PAGE EXCERPT:
Unfortunately, most are looking at it as a local problem. Northern Gulf. Same way a lot looked at it in Alaska and northern Atlantic, when catch shares were being implemented. Cape Horn is local, so they might have something to say, but are they willing to burn bridges with the charter guys for the sake of the recs? And vice versa.


----------



## spike (May 25, 2008)

Who buys more Cape Horn's? Charter or Rec? I'm sure they can stay in business with the Rec volume and I'm sure they would be out of business with the CFH volume. The few Cape Horn captains that I know do not support the separation anyway.


----------



## tbaxl (Mar 13, 2013)

spike said:


> I recently read a interview with U.S. Representative Bradley Byrne (Alabama) the interview was not about fishing. But, he said the number 1 thing he hears about from his voters is Red Snapper, far above anything else. I realize not enough rec fishermen are going to the meeting. But their voices are being heard. Gov Bentley has stated similar things. These folks know that a few votes from CFH folks is nothing compared to the rec fishermen votes.
> Please continue to put all the pressure you can on the politicians in your area. Let them know that just talking about the issue is not enough. Real action MUST be taken.
> We in Alabama have already seen some results from our efforts.
> 
> One more thing, debating CFH captains on this forum is a waste of time. I don't care what they post any longer, I refuse to acknowledge they exist.


Spot on.


----------



## MrFish (Aug 21, 2009)

spike said:


> Who buys more Cape Horn's? Charter or Rec? I'm sure they can stay in business with the Rec volume and I'm sure they would be out of business with the CFH volume. The few Cape Horn captains that I know do not support the separation anyway.


I agree with you. I'm just pointing out one side. Some companies might not be willing to lose any business. Personally, I believe it's a waste of time on the council meetings. Most of the time, these guys are pushing their own agenda and it doesn't involve us. Dr. Shipp has been telling them that this won't work for years, yet they still push it. Their own committee was against amendment 40, but here it is. Our best bet is calling representatives and pushing for a rewrite of the MSA. Extending all Gulf state waters and letting the states take control.


----------



## Loruna (Aug 3, 2013)

george hirst said:


> I was at the biloxi meeting for 2 days never saw, talked too or heard any people from the rfa as of 710 pm i was the only rec fisherman to speak so for you shit stirring key board cowboys you cant win a fight unless you have enough guts to show up and put your damn gloves on if you are not going to do anything shut the hell up and turn in your fishing rods the lack of participation made me sick to my stomach what a bunch of fn bsers and siseys i


Lighten up Francis, most of us keyboard cowboys made our comments online.
You dont have to be present at the meeting to get your voice heard.
Link here:
http://www.pensacolafishingforum.com/f21/fight-our-fishery-405850/#post3375538


----------



## MrFish (Aug 21, 2009)

Loruna said:


> Lighten up Francis, most of us keyboard cowboys made our comments online.
> You dont have to be present at the meeting to get your voice heard.
> 
> http://www.pensacolafishingforum.com/f21/fight-our-fishery-405850/#post3375538


:yes::thumbsup:


----------



## Burnt Drag (Jun 3, 2008)

Loruna said:


> Lighten up Francis, most of us keyboard cowboys made our comments online.
> You dont have to be present at the meeting to get your voice heard.

PROBLEMS:
1. Answer these from the red snapper forum thread:
(a) In the post spike wrote and tbaxl quoted, what does U.S. Representative Bradley Byrne say is the number 1 thing he hears about from his voters?
(b) According to MrFish, what was the council's own committee against?
(c) In the post Loruna quotes, which meeting does george hirst say he attended, and for how many days?
2. Write the next part of the red snapper forum thread, starting after its final line.

SOURCE MATERIAL:
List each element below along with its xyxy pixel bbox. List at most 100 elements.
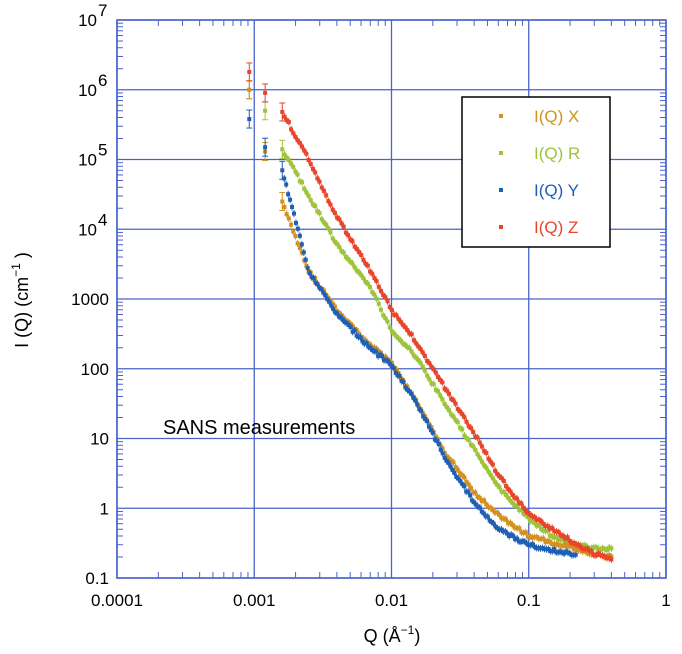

THE RESPONSES:
1.
(a) Red Snapper.
(b) Amendment 40.
(c) The Biloxi meeting, for 2 days.

2.
> Link here:
> http://www.pensacolafishingforum.com/f21/fight-our-fishery-405850/#post3375538


 
I hope more of you made online comments to the gulf council than showed up at the meetings. I've never felt so out numberd in my life. :whistling:


----------



## Chet88 (Feb 20, 2008)

Burnt Drag said:


> I hope more of you made online comments to the gulf council than showed up at the meetings. I've never felt so out numberd in my life. :whistling:


If your job and livelihood was on the line you would show up too. Its a hobby and passion for us Rec guys and we have to work. This is the charter guys work.

I made my comments online and hope they are taking into account and weighted the same as someone who came to the meeting. They should be.


----------



## Burnt Drag (Jun 3, 2008)

Chet88 said:


> If your job and livelihood was on the line you would show up too. Its a hobby and passion for us Rec guys and we have to work. This is the charter guys work.
> 
> I made my comments online and hope they are taking into account and weighted the same as someone who came to the meeting. They should be.


Wait a sec, chet. It is my job and my livelihood. I've been against SS from the start. I've been running charters since 1992. I'm against the corporatization of this industry. I'm against the poor data collection methods and I'm against these EFP permits that got all the fence sitting charter operators on the side of Sector Seperation. Like Tom Hilton, I've debated the issue and won each time. There's nothing American about Sector Seperation. There is also nothing fair or just about it. If you can't take 2 hours off from work to defend your passion, you're not very passionate about your passion. I'm not bashing you. I'm just letting you know, if they won the fight, it's b/c not enough who feel as we do did show up.


----------



## Chet88 (Feb 20, 2008)

Burnt Drag said:


> Wait a sec, chet. It is my job and my livelihood. I've been against SS from the start. I've been running charters since 1992. I'm against the corporatization of this industry. I'm against the poor data collection methods and I'm against these EFP permits that got all the fence sitting charter operators on the side of Sector Seperation. Like Tom Hilton, I've debated the issue and won each time. There's nothing American about Sector Seperation. There is also nothing fair or just about it. If you can't take 2 hours off from work to defend your passion, you're not very passionate about your passion. I'm not bashing you. I'm just letting you know, if they won the fight, it's b/c not enough who feel as we do did show up.


Sorry your right I lumped you in with the "other guys" my mistake. But its is your business no? Regardless of what side your on. I do appreciate you and Tom who are on the right side and the time you have spent.

Im in Birmingham and it would be two days off for me. But my online comment should not be given any more or less consideration than someone who speaks it at the meeting IMO.


----------



## Burnt Drag (Jun 3, 2008)

Chet88 said:


> Sorry your right I lumped you in with the "other guys" my mistake. But its is your business no? Regardless of what side your on. I do appreciate you and Tom who are on the right side and the time you have spent.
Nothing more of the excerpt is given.